Exercise task: For each line below that contains the string "Certificate", copy that line.

Task inputs:
○ ○ ○ ○ ○

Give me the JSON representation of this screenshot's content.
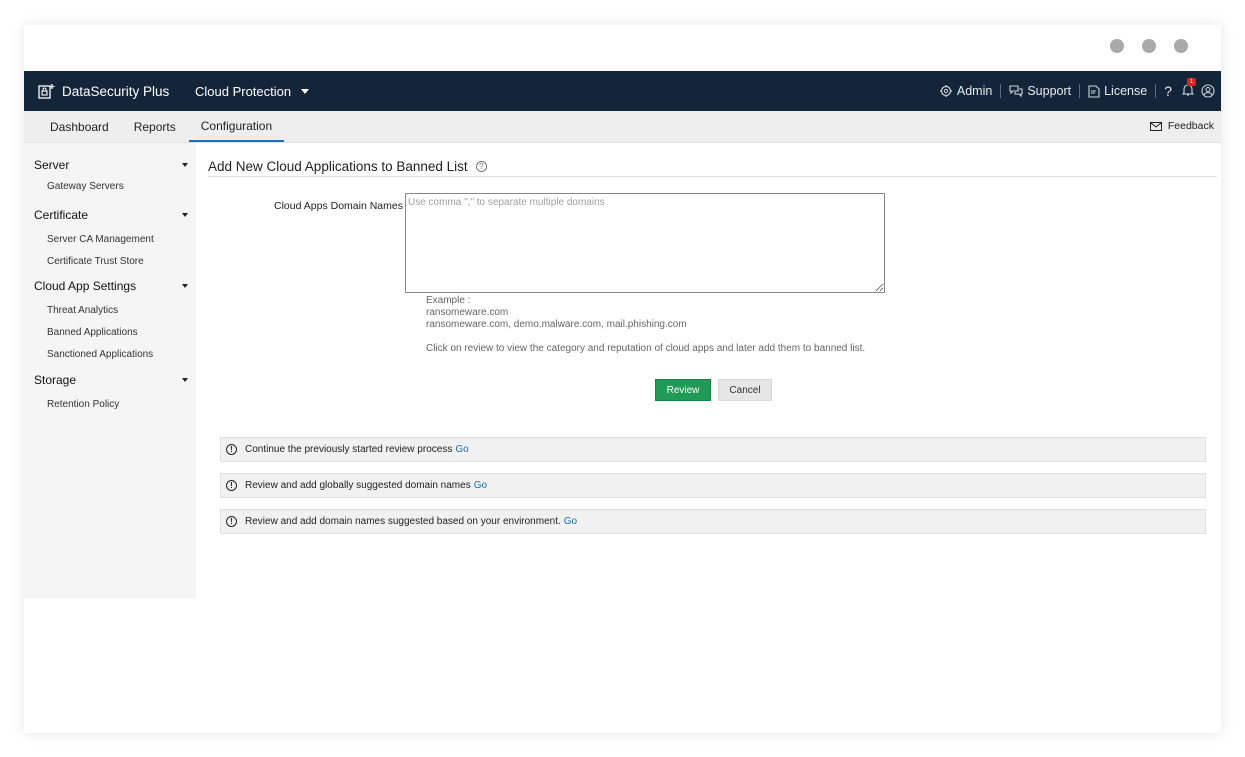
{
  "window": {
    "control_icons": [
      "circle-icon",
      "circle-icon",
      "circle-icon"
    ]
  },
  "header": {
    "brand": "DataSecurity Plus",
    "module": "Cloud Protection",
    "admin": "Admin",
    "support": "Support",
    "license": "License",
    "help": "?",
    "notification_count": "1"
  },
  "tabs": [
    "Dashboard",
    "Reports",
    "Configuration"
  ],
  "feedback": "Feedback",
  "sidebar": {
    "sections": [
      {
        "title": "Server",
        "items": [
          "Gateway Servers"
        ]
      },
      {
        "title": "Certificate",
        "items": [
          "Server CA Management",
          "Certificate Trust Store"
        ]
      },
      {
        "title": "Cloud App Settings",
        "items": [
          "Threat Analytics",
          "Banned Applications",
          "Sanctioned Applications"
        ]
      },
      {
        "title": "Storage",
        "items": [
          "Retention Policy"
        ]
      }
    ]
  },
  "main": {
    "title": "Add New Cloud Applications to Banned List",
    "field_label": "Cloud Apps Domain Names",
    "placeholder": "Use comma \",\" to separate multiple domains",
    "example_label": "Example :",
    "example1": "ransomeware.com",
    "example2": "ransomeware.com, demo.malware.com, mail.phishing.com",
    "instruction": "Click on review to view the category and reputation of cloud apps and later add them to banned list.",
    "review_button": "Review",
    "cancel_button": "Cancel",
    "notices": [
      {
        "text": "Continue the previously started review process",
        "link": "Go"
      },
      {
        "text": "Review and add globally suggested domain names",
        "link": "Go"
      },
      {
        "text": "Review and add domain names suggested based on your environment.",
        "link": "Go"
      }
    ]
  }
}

○ ○ ○ ○ ○

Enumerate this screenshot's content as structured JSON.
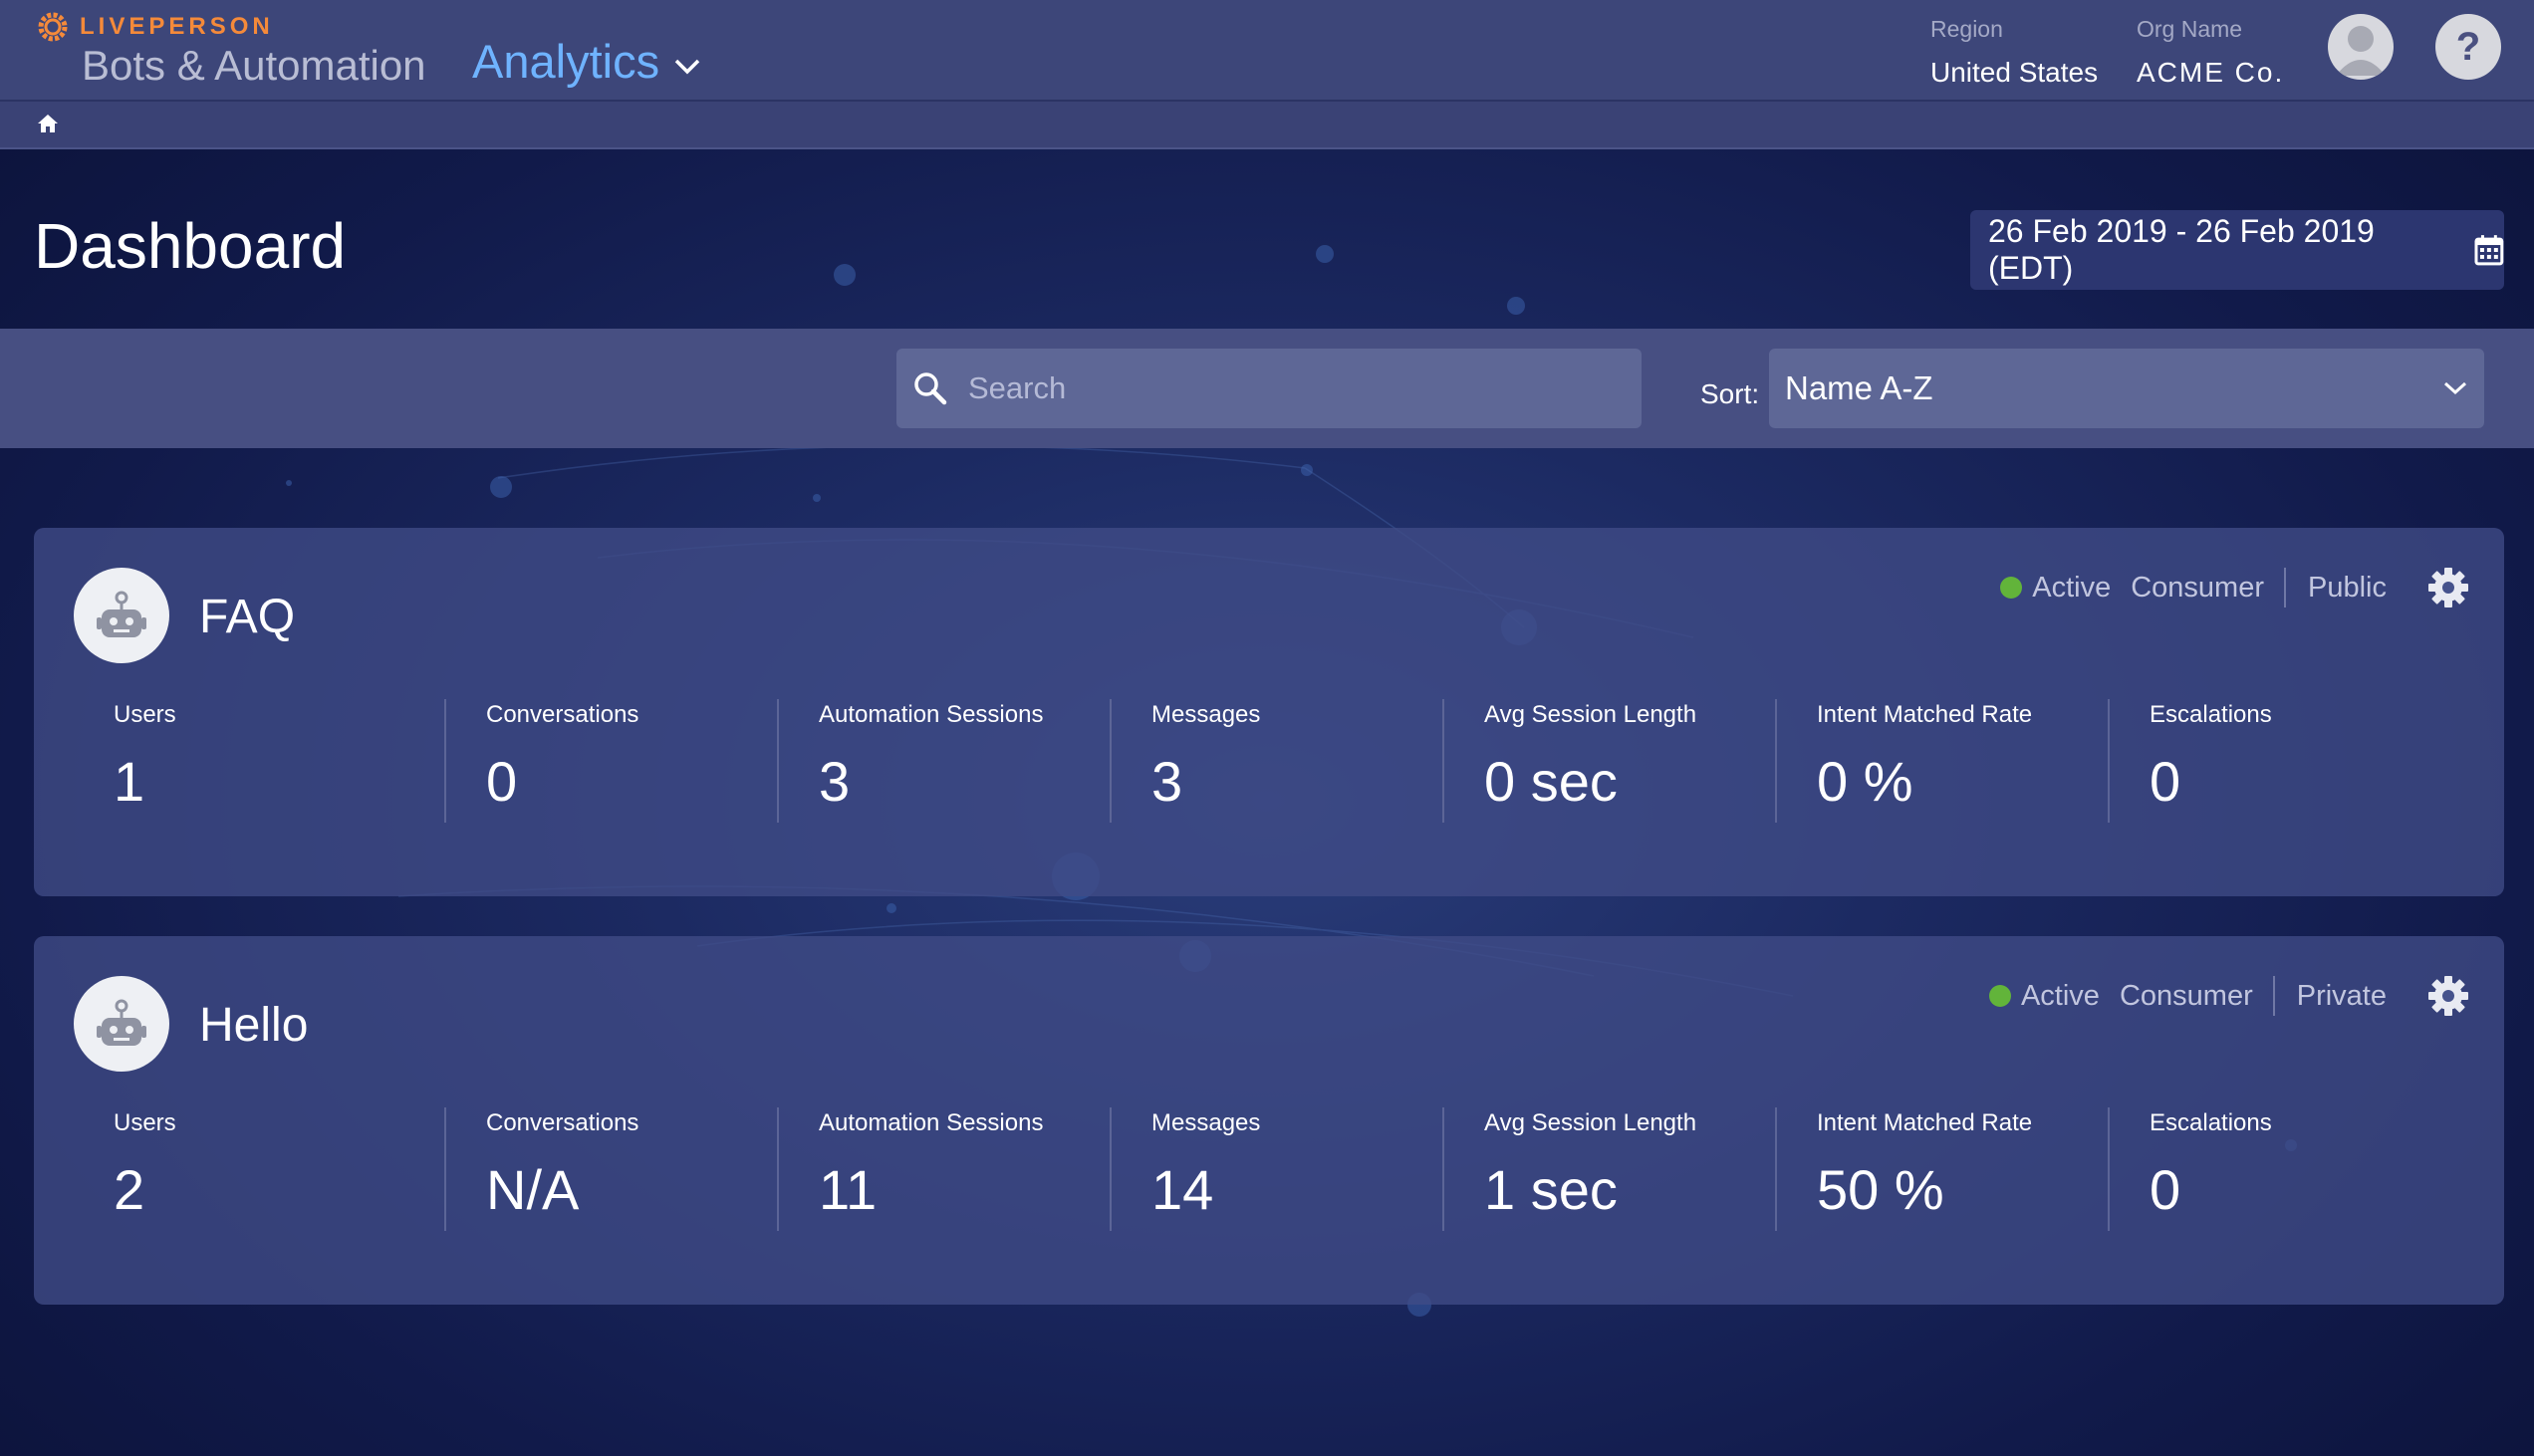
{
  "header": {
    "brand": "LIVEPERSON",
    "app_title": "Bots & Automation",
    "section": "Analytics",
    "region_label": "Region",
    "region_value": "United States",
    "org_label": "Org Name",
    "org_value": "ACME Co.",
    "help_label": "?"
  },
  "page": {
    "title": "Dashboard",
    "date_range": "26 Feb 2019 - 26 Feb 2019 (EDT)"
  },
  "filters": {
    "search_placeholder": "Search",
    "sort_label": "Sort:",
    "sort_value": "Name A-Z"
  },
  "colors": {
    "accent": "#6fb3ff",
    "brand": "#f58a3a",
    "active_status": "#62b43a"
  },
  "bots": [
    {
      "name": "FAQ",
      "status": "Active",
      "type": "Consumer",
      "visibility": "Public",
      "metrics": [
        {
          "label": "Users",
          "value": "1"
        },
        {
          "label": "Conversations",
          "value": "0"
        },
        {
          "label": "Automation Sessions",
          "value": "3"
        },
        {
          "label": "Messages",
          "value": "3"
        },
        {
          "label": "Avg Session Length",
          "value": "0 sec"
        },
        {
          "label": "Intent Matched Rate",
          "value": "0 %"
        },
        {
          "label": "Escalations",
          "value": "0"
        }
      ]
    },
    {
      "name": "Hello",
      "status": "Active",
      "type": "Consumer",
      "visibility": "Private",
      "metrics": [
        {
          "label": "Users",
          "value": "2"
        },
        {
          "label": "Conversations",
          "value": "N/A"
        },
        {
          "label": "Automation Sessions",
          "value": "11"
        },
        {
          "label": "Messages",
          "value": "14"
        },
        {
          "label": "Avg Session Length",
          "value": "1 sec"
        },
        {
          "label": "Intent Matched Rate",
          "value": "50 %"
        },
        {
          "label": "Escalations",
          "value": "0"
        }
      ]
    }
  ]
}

○ ○ ○ ○ ○

Problem solution:
        "title": "Certificate",
          "Certificate Trust Store"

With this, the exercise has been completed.